Your objective
Check every line of the data below for the string "name", and copy the ones that hold it.

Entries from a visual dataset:
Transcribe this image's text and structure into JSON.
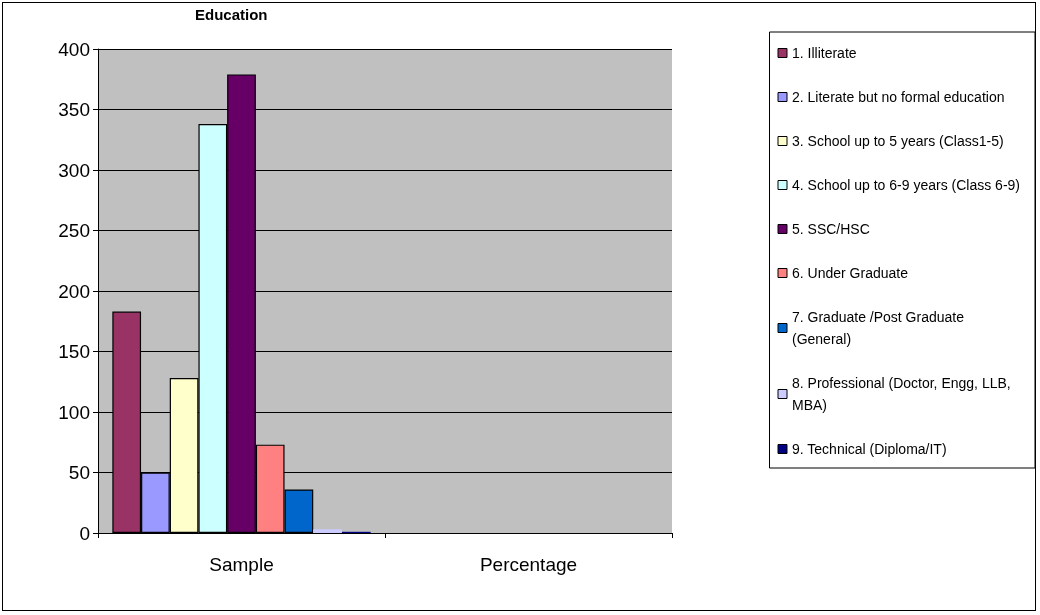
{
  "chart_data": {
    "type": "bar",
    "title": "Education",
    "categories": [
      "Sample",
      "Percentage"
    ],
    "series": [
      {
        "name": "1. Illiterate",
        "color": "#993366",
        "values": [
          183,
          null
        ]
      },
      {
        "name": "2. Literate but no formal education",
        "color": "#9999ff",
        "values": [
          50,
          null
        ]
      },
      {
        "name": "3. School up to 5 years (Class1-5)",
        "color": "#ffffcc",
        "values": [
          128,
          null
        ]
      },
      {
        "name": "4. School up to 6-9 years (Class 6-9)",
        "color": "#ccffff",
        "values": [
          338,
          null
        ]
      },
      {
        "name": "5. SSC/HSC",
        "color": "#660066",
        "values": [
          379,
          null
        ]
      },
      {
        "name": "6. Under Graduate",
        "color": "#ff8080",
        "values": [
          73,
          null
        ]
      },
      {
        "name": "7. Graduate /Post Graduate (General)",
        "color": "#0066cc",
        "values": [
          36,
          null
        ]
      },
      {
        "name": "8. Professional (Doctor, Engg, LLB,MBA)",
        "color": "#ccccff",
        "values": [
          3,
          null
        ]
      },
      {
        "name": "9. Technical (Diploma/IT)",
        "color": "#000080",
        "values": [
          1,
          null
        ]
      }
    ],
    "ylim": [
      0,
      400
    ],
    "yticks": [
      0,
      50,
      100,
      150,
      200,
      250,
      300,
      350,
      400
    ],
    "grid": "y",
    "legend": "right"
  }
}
==
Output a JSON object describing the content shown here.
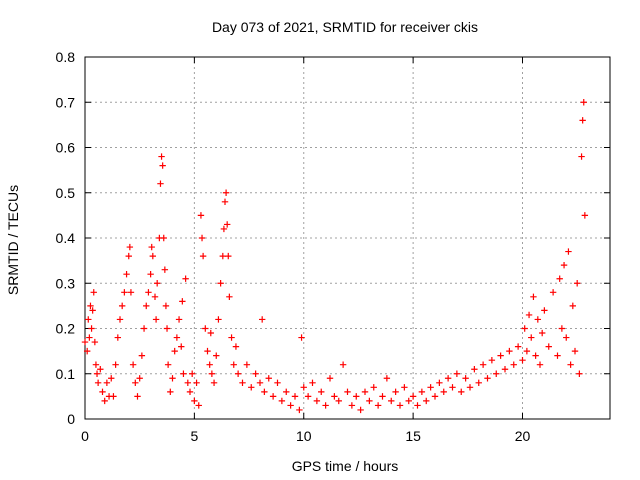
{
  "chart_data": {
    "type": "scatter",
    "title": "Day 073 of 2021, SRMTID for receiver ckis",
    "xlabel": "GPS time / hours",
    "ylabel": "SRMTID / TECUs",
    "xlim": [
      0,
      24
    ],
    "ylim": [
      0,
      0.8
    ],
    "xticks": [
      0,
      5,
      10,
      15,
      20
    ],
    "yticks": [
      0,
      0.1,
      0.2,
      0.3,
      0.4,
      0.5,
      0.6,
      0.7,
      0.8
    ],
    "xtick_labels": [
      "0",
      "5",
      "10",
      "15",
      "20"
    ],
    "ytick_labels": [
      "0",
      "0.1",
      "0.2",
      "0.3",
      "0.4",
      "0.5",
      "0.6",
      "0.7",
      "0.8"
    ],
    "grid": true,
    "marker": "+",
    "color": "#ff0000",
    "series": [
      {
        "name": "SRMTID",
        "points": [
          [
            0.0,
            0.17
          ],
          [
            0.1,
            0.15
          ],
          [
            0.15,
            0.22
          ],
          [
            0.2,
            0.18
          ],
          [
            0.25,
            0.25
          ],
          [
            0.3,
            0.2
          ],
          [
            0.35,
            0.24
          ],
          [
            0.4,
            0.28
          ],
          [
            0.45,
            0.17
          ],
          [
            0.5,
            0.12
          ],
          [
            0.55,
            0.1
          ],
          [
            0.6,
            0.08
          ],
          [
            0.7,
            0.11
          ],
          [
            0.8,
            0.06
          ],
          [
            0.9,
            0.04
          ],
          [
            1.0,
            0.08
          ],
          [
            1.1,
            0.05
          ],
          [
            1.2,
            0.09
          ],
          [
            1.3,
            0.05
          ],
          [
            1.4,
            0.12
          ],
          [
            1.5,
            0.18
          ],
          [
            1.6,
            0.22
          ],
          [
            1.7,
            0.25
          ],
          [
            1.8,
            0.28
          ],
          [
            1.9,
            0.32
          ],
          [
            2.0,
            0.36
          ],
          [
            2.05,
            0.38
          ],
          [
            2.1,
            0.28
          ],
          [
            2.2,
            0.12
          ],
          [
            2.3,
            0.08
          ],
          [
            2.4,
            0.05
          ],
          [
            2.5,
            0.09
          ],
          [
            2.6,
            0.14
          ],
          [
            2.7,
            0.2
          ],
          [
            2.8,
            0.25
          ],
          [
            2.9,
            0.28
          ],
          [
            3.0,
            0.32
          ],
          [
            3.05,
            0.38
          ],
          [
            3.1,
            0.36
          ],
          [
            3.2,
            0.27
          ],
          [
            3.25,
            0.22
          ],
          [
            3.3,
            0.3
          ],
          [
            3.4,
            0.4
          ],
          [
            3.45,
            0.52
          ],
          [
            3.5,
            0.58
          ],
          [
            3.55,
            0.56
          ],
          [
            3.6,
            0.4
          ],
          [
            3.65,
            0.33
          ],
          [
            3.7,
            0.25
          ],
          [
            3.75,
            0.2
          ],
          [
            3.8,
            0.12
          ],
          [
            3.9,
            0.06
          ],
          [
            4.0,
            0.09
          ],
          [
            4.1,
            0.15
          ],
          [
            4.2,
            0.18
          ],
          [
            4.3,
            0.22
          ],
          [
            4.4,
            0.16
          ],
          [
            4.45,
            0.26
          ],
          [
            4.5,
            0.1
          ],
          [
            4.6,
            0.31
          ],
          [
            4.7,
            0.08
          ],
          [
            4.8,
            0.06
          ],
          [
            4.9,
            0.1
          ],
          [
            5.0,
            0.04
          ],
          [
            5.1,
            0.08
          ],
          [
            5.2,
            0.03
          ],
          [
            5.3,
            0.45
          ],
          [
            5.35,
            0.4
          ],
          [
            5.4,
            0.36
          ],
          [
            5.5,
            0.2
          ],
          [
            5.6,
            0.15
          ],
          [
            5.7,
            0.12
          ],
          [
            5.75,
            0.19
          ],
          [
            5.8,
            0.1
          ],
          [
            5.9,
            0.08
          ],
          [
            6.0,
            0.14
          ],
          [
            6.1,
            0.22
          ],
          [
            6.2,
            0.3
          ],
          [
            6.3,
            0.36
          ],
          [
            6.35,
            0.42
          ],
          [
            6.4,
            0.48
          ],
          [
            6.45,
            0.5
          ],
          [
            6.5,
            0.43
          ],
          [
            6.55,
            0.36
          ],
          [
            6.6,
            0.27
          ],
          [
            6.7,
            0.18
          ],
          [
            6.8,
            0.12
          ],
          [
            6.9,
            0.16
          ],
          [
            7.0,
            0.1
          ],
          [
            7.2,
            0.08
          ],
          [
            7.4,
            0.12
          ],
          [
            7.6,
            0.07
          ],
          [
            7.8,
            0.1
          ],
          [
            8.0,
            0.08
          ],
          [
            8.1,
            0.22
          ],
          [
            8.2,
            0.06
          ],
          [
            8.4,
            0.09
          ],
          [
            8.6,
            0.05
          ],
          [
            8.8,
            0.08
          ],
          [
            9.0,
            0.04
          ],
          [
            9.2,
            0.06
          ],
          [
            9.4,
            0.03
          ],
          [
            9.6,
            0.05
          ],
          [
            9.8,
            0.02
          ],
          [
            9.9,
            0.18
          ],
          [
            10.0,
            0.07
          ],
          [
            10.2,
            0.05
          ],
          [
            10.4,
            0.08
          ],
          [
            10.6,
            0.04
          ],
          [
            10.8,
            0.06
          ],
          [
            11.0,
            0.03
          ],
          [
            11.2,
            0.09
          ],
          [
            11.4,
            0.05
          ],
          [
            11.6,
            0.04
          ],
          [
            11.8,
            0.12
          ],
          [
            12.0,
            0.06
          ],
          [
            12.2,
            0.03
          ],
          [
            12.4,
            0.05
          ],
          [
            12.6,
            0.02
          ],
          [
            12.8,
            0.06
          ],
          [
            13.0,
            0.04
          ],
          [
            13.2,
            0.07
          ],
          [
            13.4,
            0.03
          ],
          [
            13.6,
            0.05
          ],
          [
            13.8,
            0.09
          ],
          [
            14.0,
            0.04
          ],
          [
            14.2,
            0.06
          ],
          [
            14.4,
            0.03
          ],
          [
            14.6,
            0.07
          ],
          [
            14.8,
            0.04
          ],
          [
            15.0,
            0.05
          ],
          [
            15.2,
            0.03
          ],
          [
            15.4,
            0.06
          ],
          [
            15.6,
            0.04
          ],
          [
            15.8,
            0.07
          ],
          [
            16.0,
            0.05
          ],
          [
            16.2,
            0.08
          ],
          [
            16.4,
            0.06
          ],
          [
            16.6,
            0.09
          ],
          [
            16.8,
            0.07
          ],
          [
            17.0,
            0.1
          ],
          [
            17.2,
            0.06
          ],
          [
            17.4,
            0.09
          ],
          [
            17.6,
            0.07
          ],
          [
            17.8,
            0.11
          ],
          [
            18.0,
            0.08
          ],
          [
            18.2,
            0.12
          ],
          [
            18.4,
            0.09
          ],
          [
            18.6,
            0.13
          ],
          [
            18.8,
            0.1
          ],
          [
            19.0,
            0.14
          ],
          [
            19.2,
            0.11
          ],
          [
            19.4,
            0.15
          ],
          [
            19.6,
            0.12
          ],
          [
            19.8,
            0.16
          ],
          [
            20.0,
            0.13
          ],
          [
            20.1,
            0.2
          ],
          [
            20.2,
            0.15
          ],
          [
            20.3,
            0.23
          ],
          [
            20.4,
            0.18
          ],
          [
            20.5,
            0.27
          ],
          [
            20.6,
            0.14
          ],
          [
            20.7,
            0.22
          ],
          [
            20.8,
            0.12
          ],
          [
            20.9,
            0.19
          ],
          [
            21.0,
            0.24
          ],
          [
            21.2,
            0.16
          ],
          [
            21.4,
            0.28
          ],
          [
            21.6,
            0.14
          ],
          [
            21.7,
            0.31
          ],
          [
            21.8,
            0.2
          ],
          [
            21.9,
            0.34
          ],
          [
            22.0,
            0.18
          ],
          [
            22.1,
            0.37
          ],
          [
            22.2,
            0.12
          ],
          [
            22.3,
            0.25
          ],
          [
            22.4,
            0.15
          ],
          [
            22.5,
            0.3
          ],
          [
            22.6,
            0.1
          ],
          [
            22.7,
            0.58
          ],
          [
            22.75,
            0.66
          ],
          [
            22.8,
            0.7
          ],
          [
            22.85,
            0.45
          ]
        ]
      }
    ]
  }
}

Task response
        "name": "1. Illiterate",
        "name": "2. Literate but no formal education",
        "name": "3. School up to 5 years (Class1-5)",
        "name": "4. School up to 6-9 years (Class 6-9)",
        "name": "5. SSC/HSC",
        "name": "6. Under Graduate",
        "name": "7. Graduate /Post Graduate (General)",
        "name": "8. Professional (Doctor, Engg, LLB,MBA)",
        "name": "9. Technical (Diploma/IT)",
        "name": "SRMTID",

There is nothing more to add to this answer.